Aim: Can you echo back, word for word, everything from the start of the records down to the line containing "The arc 15 is at (336, 212).", with that line included?

● ● ● ●

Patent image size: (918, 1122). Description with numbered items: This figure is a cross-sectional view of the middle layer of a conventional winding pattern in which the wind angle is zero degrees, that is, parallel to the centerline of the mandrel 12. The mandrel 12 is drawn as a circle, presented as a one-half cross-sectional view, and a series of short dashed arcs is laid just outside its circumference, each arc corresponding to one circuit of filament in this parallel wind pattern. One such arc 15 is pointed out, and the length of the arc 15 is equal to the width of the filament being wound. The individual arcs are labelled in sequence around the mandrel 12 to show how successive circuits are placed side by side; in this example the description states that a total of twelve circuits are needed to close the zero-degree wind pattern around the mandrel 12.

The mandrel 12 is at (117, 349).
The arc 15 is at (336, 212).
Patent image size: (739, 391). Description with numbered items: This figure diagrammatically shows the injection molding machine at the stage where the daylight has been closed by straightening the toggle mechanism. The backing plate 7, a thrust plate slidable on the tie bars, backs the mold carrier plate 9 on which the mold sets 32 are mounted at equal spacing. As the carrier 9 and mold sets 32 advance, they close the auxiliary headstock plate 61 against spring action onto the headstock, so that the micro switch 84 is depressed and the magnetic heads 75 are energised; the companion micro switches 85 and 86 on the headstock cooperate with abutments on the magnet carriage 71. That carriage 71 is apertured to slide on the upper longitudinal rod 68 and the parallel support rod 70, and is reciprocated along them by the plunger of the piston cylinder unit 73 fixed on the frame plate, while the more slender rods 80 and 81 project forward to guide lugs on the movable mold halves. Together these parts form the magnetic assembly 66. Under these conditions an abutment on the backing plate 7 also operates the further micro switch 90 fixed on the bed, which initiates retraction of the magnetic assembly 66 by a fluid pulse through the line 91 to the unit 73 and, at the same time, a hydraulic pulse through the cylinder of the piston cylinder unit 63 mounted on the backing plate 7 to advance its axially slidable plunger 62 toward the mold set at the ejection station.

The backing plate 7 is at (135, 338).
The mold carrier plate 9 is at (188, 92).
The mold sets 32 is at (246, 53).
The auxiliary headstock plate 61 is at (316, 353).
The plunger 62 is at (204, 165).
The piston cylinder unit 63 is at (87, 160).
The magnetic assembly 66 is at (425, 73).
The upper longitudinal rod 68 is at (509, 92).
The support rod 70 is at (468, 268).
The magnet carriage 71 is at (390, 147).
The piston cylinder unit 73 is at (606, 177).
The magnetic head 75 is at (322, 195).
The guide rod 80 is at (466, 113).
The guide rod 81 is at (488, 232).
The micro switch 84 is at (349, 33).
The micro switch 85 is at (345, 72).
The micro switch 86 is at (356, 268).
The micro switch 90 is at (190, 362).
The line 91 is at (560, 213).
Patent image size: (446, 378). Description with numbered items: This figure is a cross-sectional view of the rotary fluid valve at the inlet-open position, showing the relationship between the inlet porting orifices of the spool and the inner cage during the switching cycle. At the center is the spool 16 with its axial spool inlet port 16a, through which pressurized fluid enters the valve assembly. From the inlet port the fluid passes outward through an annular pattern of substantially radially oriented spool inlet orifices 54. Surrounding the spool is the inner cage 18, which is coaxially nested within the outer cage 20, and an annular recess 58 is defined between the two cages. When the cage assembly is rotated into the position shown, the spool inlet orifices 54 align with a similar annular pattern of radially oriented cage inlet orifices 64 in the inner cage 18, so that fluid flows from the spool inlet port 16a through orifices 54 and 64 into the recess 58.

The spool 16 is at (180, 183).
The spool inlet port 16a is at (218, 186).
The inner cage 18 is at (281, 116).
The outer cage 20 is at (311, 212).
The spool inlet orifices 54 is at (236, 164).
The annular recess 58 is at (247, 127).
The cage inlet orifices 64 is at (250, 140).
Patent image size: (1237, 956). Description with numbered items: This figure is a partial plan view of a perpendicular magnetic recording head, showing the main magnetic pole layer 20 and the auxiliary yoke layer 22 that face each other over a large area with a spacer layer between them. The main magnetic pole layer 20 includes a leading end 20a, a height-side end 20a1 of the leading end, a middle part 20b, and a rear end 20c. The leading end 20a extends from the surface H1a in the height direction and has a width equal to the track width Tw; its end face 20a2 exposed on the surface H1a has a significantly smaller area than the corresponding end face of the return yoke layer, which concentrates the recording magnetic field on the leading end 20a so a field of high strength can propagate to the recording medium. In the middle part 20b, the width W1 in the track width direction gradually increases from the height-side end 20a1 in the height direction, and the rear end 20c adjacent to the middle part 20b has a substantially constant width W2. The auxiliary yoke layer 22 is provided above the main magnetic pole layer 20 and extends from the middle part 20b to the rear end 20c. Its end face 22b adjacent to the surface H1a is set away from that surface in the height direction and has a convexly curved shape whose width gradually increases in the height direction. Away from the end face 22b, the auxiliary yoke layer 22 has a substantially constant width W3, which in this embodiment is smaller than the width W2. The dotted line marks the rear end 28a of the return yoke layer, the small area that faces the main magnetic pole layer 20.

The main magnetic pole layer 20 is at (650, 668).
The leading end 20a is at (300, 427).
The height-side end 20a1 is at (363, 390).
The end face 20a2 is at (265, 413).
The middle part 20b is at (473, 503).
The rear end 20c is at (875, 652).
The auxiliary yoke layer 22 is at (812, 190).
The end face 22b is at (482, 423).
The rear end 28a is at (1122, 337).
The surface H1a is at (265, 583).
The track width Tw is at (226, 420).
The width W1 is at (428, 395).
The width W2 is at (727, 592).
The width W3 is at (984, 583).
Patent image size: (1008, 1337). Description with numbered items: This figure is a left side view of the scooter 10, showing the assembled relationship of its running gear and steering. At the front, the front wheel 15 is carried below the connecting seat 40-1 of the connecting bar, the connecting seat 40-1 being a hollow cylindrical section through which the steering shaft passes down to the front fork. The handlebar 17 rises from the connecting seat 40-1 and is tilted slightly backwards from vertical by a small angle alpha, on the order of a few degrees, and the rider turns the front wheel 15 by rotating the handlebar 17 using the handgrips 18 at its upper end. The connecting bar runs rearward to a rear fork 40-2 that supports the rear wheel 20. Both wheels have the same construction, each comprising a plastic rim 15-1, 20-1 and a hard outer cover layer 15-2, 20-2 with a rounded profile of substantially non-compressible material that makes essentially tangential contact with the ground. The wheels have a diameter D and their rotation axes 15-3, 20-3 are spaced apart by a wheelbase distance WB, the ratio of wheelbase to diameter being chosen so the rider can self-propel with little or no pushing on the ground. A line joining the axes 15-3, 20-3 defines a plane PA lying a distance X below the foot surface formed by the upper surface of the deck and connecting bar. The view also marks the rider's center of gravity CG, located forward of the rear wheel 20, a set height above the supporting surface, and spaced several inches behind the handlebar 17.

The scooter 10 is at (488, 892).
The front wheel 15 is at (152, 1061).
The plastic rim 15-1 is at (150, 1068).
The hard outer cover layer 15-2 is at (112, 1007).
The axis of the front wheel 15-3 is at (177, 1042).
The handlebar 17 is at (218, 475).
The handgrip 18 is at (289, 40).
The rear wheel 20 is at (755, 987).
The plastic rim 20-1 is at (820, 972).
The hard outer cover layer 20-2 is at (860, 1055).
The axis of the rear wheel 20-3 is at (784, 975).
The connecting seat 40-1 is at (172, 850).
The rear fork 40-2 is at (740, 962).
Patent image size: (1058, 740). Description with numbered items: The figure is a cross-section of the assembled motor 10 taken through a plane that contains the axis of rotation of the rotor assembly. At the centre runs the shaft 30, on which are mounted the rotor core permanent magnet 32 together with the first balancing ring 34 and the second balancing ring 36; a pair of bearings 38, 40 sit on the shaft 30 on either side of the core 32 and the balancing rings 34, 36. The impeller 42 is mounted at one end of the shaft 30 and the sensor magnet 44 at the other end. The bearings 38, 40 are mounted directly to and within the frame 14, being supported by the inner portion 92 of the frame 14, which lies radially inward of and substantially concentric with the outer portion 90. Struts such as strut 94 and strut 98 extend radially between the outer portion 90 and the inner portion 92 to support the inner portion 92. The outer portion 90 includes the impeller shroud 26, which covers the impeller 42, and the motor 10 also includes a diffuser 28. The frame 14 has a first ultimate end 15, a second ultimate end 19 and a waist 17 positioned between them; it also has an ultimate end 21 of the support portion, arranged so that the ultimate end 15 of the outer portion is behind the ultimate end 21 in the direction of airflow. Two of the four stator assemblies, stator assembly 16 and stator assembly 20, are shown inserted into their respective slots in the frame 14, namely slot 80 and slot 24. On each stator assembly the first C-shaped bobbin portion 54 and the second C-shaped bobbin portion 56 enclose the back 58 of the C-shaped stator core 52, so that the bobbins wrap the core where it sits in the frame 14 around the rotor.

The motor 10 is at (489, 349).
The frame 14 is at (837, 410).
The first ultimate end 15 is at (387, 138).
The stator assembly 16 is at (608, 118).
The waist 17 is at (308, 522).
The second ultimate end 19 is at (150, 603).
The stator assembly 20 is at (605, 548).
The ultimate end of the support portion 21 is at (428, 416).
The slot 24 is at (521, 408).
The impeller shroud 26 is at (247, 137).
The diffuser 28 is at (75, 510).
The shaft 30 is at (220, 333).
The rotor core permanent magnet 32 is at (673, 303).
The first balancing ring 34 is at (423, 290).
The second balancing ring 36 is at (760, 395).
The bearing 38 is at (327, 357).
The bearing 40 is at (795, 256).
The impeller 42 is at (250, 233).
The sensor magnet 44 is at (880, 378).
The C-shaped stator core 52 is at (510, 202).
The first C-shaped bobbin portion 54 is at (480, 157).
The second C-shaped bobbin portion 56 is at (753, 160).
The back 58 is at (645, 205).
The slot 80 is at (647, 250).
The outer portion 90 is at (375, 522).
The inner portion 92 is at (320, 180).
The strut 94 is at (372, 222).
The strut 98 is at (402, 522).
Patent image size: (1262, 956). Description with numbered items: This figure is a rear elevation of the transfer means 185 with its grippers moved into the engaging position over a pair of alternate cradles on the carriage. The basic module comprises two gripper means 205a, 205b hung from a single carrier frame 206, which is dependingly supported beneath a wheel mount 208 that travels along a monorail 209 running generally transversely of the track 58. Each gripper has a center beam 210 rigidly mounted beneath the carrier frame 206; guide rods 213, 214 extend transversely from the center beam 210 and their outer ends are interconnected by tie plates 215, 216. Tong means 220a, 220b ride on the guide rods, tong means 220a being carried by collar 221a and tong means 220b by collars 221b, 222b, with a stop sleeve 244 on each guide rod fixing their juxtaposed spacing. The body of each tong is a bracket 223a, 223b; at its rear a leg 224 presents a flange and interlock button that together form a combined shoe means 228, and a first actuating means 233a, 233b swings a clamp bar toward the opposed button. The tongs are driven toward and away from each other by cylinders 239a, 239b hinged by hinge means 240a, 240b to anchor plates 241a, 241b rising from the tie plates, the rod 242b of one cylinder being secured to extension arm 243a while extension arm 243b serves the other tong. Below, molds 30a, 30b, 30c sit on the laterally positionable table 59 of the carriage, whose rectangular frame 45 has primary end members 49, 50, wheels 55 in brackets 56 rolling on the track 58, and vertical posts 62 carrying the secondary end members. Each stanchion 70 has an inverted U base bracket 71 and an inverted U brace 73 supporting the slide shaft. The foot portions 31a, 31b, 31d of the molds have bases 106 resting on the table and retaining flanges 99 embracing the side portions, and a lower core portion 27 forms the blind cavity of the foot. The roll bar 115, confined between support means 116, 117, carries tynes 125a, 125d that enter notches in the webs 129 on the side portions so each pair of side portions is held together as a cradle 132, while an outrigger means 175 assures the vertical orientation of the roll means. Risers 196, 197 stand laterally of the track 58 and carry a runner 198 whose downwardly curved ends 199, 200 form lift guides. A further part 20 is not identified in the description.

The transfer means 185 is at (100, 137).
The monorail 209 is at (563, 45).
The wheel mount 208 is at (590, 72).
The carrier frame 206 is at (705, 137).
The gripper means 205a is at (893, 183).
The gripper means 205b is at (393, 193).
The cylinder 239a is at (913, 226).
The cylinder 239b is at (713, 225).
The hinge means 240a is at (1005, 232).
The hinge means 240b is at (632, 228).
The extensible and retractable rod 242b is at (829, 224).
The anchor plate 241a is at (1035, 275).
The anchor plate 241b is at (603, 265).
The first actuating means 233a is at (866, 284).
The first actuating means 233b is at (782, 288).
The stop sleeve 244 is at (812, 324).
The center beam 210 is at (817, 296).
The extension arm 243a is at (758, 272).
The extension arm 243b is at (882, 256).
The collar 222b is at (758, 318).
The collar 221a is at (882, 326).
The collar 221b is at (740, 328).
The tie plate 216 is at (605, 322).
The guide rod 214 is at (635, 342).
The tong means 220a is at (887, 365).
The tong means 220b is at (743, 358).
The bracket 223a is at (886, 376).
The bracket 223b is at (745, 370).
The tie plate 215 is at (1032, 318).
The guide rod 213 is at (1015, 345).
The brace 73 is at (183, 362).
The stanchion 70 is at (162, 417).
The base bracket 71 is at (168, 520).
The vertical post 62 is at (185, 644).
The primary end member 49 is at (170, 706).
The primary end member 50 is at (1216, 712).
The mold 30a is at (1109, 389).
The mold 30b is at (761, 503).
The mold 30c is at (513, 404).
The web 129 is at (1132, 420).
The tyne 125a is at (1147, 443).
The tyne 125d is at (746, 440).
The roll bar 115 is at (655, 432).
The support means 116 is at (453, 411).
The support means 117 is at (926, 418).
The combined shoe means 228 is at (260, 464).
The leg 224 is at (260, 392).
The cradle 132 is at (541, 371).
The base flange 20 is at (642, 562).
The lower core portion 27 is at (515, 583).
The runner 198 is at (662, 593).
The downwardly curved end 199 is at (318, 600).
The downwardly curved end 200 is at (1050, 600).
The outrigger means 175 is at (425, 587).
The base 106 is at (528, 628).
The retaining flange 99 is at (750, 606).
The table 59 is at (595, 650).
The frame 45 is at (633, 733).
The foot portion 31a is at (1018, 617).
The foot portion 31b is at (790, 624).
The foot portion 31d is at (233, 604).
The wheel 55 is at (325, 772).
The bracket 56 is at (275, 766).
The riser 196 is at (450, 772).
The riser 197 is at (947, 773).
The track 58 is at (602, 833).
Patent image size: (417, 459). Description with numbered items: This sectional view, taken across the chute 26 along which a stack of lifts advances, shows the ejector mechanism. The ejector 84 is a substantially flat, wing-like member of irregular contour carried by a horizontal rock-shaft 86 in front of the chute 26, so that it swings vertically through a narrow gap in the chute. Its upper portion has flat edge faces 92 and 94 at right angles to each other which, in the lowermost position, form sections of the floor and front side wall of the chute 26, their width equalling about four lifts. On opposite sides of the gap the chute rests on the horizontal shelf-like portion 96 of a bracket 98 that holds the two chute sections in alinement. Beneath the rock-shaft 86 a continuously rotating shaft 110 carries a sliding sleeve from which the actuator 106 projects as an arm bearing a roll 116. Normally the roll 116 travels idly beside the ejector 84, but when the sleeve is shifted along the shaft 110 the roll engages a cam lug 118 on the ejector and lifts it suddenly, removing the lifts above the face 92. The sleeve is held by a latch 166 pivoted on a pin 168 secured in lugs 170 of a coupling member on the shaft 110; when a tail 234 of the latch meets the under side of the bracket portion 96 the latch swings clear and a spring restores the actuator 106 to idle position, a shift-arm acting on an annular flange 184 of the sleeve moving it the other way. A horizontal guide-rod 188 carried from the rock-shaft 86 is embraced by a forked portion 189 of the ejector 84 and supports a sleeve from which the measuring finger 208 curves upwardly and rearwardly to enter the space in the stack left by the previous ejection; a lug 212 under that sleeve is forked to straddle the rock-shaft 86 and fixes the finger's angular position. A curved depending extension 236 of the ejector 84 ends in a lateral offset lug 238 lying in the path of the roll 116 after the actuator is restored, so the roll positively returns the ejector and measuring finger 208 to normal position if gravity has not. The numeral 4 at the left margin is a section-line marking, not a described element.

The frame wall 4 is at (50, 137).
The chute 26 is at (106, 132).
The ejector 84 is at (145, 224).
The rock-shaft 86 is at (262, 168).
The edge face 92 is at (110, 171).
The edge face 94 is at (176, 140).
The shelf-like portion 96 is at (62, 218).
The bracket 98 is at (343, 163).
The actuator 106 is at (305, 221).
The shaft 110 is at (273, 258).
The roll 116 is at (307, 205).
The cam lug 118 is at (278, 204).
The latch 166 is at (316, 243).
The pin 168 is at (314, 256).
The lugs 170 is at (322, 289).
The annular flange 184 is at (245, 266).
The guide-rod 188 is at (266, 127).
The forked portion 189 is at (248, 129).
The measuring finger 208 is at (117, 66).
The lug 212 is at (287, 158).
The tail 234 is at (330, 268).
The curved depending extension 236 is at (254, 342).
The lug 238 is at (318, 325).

● ● ● ●

Full answer:
Patent image size: (918, 1122). Description with numbered items: This figure is a cross-sectional view of the middle layer of a conventional winding pattern in which the wind angle is zero degrees, that is, parallel to the centerline of the mandrel 12. The mandrel 12 is drawn as a circle, presented as a one-half cross-sectional view, and a series of short dashed arcs is laid just outside its circumference, each arc corresponding to one circuit of filament in this parallel wind pattern. One such arc 15 is pointed out, and the length of the arc 15 is equal to the width of the filament being wound. The individual arcs are labelled in sequence around the mandrel 12 to show how successive circuits are placed side by side; in this example the description states that a total of twelve circuits are needed to close the zero-degree wind pattern around the mandrel 12.

The mandrel 12 is at (117, 349).
The arc 15 is at (336, 212).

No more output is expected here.